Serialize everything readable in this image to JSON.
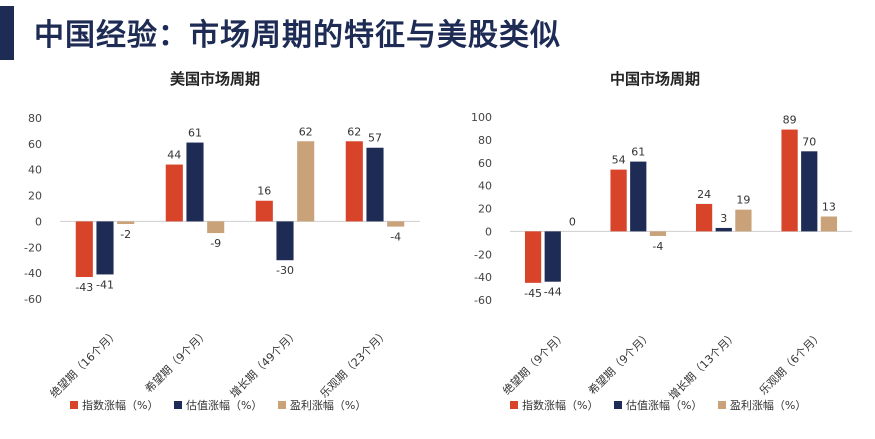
{
  "page": {
    "title": "中国经验：市场周期的特征与美股类似"
  },
  "colors": {
    "index": "#d7442a",
    "valuation": "#1d2b55",
    "earnings": "#c9a27a",
    "title": "#1d2b55"
  },
  "chart_data": [
    {
      "type": "bar",
      "title": "美国市场周期",
      "categories": [
        "绝望期（16个月）",
        "希望期（9个月）",
        "增长期（49个月）",
        "乐观期（23个月）"
      ],
      "series": [
        {
          "name": "指数涨幅（%）",
          "values": [
            -43,
            44,
            16,
            62
          ]
        },
        {
          "name": "估值涨幅（%）",
          "values": [
            -41,
            61,
            -30,
            57
          ]
        },
        {
          "name": "盈利涨幅（%）",
          "values": [
            -2,
            -9,
            62,
            -4
          ]
        }
      ],
      "yticks": [
        80,
        60,
        40,
        20,
        0,
        -20,
        -40,
        -60
      ],
      "ylim": [
        -60,
        80
      ],
      "grid": false,
      "legend": "bottom"
    },
    {
      "type": "bar",
      "title": "中国市场周期",
      "categories": [
        "绝望期（9个月）",
        "希望期（9个月）",
        "增长期（13个月）",
        "乐观期（6个月）"
      ],
      "series": [
        {
          "name": "指数涨幅（%）",
          "values": [
            -45,
            54,
            24,
            89
          ]
        },
        {
          "name": "估值涨幅（%）",
          "values": [
            -44,
            61,
            3,
            70
          ]
        },
        {
          "name": "盈利涨幅（%）",
          "values": [
            0,
            -4,
            19,
            13
          ]
        }
      ],
      "yticks": [
        100,
        80,
        60,
        40,
        20,
        0,
        -20,
        -40,
        -60
      ],
      "ylim": [
        -60,
        100
      ],
      "grid": false,
      "legend": "bottom"
    }
  ]
}
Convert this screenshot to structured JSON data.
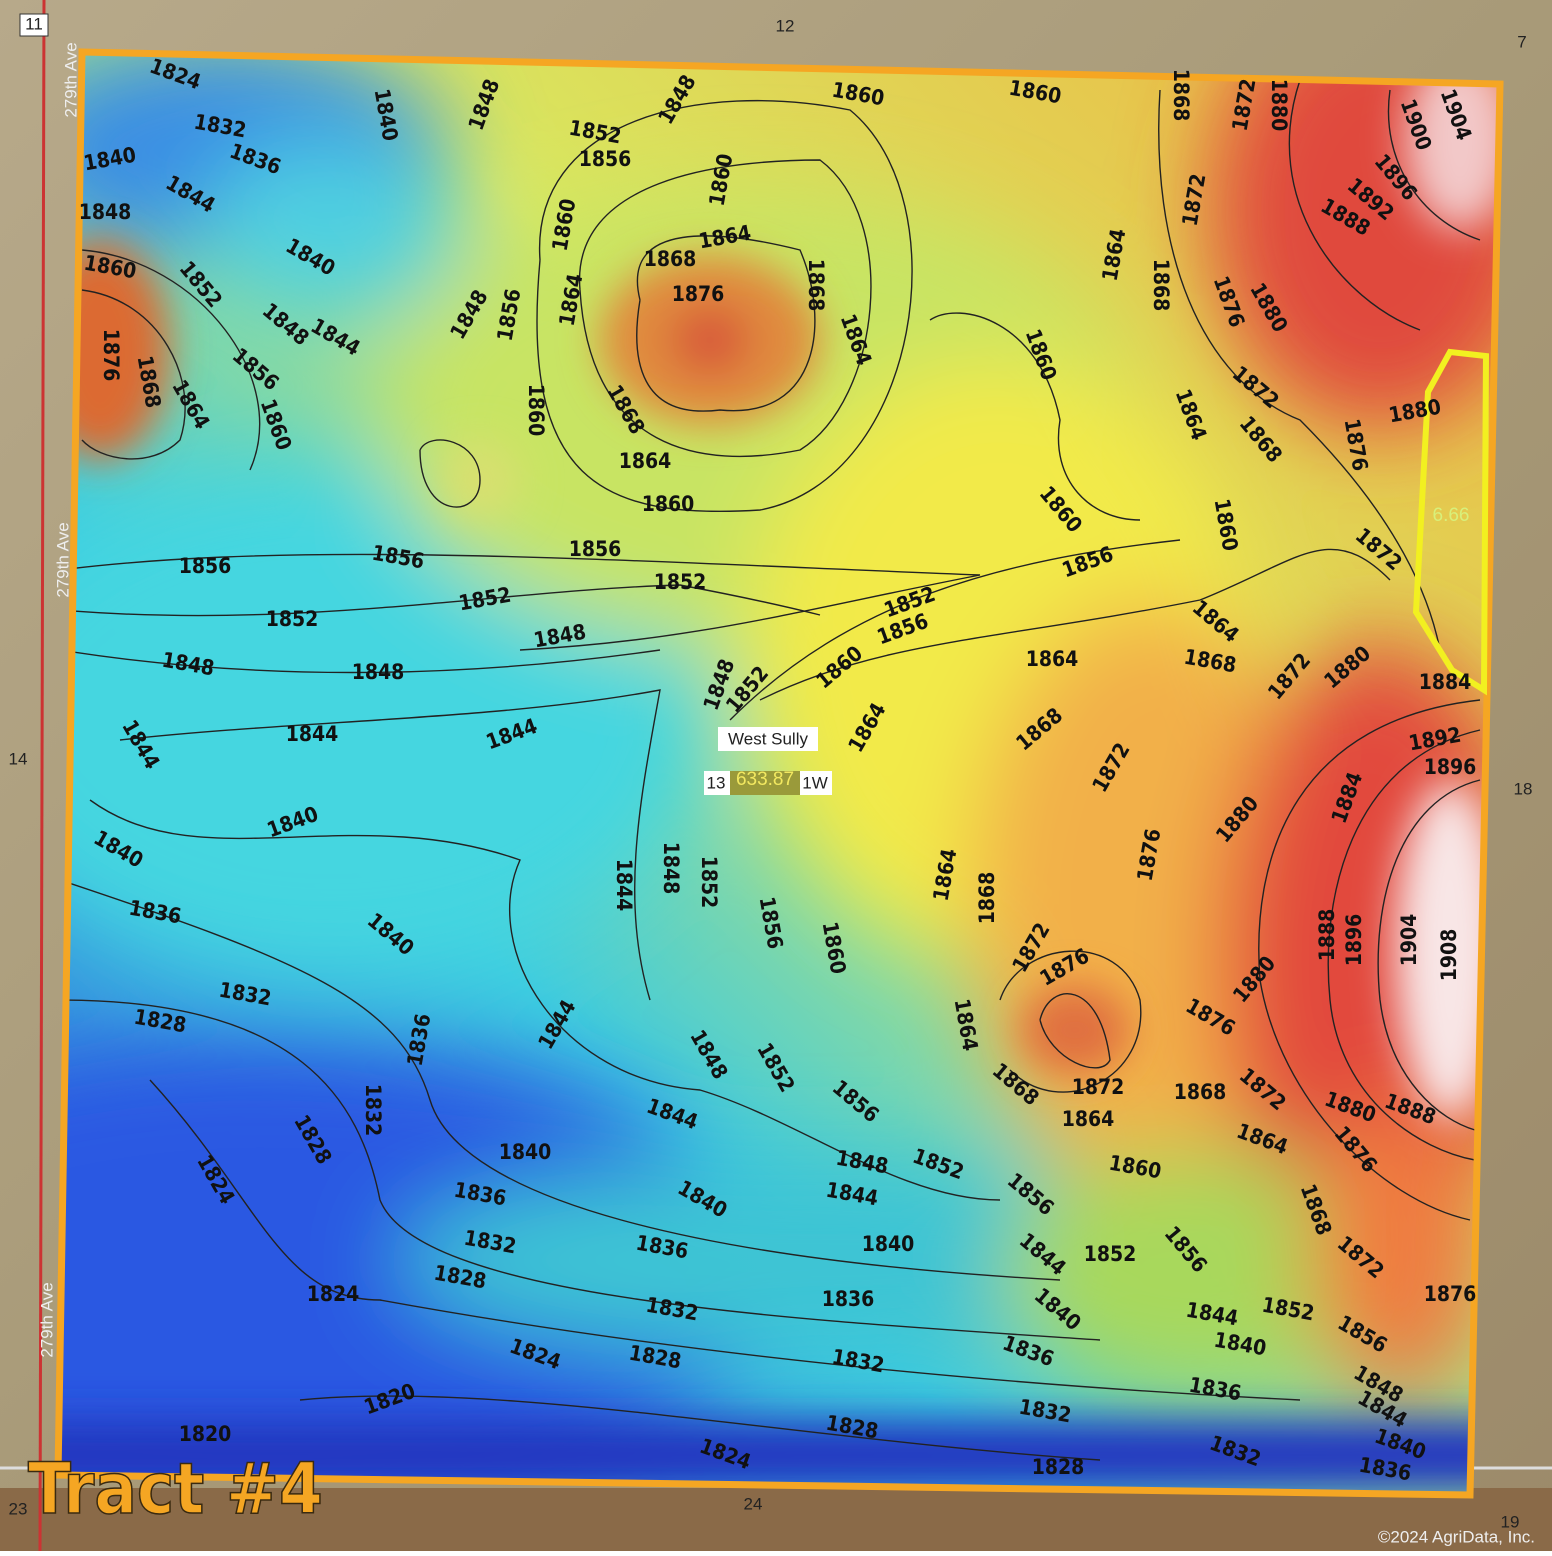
{
  "map": {
    "section_numbers": [
      "11",
      "12",
      "7",
      "14",
      "18",
      "23",
      "24",
      "19"
    ],
    "road_labels": [
      "279th Ave",
      "279th Ave",
      "279th Ave"
    ],
    "place_label": "West Sully",
    "section_label_left": "13",
    "acres": "633.87",
    "section_label_right": "1W",
    "small_area_acres": "6.66",
    "tract_title": "Tract #4",
    "copyright": "©2024 AgriData, Inc.",
    "contour_labels": [
      "1824",
      "1832",
      "1836",
      "1840",
      "1844",
      "1848",
      "1840",
      "1860",
      "1852",
      "1848",
      "1844",
      "1856",
      "1876",
      "1868",
      "1864",
      "1860",
      "1840",
      "1848",
      "1852",
      "1856",
      "1848",
      "1860",
      "1860",
      "1868",
      "1872",
      "1880",
      "1900",
      "1904",
      "1896",
      "1892",
      "1888",
      "1860",
      "1860",
      "1864",
      "1868",
      "1876",
      "1868",
      "1864",
      "1856",
      "1848",
      "1864",
      "1872",
      "1864",
      "1868",
      "1876",
      "1880",
      "1860",
      "1860",
      "1868",
      "1864",
      "1860",
      "1864",
      "1872",
      "1868",
      "1876",
      "1880",
      "1860",
      "1860",
      "1872",
      "1856",
      "1856",
      "1856",
      "1852",
      "1852",
      "1852",
      "1848",
      "1852",
      "1856",
      "1856",
      "1864",
      "1848",
      "1848",
      "1860",
      "1864",
      "1868",
      "1872",
      "1880",
      "1884",
      "1848",
      "1852",
      "1844",
      "1844",
      "1844",
      "1864",
      "1868",
      "1872",
      "1892",
      "1896",
      "1884",
      "1880",
      "1876",
      "1840",
      "1840",
      "1844",
      "1848",
      "1852",
      "1856",
      "1860",
      "1864",
      "1868",
      "1888",
      "1896",
      "1904",
      "1908",
      "1836",
      "1840",
      "1872",
      "1876",
      "1880",
      "1876",
      "1832",
      "1828",
      "1836",
      "1844",
      "1864",
      "1848",
      "1852",
      "1868",
      "1872",
      "1868",
      "1872",
      "1880",
      "1888",
      "1832",
      "1828",
      "1856",
      "1844",
      "1864",
      "1864",
      "1876",
      "1824",
      "1840",
      "1848",
      "1852",
      "1860",
      "1836",
      "1840",
      "1844",
      "1856",
      "1868",
      "1832",
      "1836",
      "1840",
      "1844",
      "1852",
      "1856",
      "1872",
      "1828",
      "1824",
      "1836",
      "1840",
      "1844",
      "1852",
      "1856",
      "1876",
      "1832",
      "1824",
      "1828",
      "1832",
      "1836",
      "1840",
      "1848",
      "1820",
      "1836",
      "1844",
      "1820",
      "1828",
      "1832",
      "1840",
      "1824",
      "1832",
      "1836",
      "1828"
    ]
  }
}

· · · ·

• Problem details: Report back each line of the entries that holds the string "JSON".

• Solution to the problem:
Serialize everything readable in this image to JSON.
Convert this screenshot to structured JSON data.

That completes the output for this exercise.